_GIVEN RECORDS_
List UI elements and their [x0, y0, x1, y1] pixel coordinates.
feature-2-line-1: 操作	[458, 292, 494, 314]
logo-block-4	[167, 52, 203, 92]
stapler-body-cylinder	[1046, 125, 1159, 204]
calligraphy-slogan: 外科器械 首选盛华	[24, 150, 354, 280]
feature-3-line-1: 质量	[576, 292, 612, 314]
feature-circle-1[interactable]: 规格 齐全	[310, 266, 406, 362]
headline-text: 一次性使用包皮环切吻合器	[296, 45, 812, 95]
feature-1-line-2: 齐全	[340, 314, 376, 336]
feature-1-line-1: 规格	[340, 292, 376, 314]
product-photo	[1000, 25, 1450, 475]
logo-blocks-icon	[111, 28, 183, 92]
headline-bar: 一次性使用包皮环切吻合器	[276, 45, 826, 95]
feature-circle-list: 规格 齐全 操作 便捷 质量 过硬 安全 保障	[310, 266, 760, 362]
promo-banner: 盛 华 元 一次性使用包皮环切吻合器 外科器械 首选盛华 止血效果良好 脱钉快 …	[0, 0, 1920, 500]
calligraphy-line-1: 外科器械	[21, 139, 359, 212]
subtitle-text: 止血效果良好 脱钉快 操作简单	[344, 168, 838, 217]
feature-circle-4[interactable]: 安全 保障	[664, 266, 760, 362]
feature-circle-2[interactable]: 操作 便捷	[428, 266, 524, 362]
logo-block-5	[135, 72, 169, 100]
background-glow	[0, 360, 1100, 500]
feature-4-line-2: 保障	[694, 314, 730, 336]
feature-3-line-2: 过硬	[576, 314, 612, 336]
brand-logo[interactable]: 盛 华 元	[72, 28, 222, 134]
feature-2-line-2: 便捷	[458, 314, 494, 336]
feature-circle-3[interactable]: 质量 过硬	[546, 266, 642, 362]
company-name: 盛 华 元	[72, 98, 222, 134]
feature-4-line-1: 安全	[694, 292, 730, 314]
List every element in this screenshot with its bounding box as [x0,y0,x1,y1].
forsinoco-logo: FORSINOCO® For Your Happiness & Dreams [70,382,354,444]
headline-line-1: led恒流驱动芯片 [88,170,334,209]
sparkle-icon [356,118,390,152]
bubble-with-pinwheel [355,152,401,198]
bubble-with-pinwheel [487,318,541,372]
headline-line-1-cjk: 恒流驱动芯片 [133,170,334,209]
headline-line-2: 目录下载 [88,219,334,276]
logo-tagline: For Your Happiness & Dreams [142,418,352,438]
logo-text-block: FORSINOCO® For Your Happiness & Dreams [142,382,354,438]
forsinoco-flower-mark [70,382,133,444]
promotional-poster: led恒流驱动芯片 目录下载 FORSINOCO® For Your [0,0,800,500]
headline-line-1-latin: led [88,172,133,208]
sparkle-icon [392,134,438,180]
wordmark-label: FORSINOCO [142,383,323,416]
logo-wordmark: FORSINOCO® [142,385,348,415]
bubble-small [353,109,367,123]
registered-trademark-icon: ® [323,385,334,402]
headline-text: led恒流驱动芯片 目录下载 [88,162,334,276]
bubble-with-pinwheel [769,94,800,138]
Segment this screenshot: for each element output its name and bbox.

* * *

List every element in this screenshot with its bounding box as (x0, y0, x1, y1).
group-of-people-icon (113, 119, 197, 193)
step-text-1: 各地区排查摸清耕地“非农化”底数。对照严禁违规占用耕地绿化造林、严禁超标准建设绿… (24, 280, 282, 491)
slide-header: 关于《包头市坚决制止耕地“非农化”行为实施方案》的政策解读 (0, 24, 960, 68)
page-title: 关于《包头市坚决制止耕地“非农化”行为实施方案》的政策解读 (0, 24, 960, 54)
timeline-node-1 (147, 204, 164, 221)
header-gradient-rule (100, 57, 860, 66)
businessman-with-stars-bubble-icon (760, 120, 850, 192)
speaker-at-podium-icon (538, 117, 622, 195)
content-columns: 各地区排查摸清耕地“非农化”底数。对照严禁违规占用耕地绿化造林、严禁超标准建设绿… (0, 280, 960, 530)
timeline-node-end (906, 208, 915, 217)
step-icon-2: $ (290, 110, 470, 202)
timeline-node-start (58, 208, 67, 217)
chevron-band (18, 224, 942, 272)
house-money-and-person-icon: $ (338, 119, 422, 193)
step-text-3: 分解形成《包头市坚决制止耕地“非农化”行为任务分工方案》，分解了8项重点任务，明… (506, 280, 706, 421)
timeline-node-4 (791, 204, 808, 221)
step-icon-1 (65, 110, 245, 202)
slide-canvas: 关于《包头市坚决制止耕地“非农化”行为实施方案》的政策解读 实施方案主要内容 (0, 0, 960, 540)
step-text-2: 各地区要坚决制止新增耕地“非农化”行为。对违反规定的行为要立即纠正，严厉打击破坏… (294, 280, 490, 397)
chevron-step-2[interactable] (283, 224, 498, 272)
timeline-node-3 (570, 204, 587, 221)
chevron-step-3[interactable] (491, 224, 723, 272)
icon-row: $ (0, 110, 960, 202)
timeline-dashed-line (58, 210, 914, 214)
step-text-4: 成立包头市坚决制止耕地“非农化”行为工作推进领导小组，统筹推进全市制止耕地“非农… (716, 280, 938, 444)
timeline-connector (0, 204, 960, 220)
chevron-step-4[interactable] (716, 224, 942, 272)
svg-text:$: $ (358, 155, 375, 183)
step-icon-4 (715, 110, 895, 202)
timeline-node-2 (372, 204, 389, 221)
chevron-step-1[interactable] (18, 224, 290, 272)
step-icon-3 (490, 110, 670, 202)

_WHAT NEEDS TO BE DONE_
Give the lines from the one containing "List UI elements" through the one containing "292, 612, 314]" again, swapping "pixel coordinates" for "screen coordinates" and keeping everything else the same.

_FULL RESPONSE_
List UI elements and their [x0, y0, x1, y1] screen coordinates.
feature-2-line-1: 操作	[458, 292, 494, 314]
logo-block-4	[167, 52, 203, 92]
stapler-body-cylinder	[1046, 125, 1159, 204]
calligraphy-slogan: 外科器械 首选盛华	[24, 150, 354, 280]
feature-3-line-1: 质量	[576, 292, 612, 314]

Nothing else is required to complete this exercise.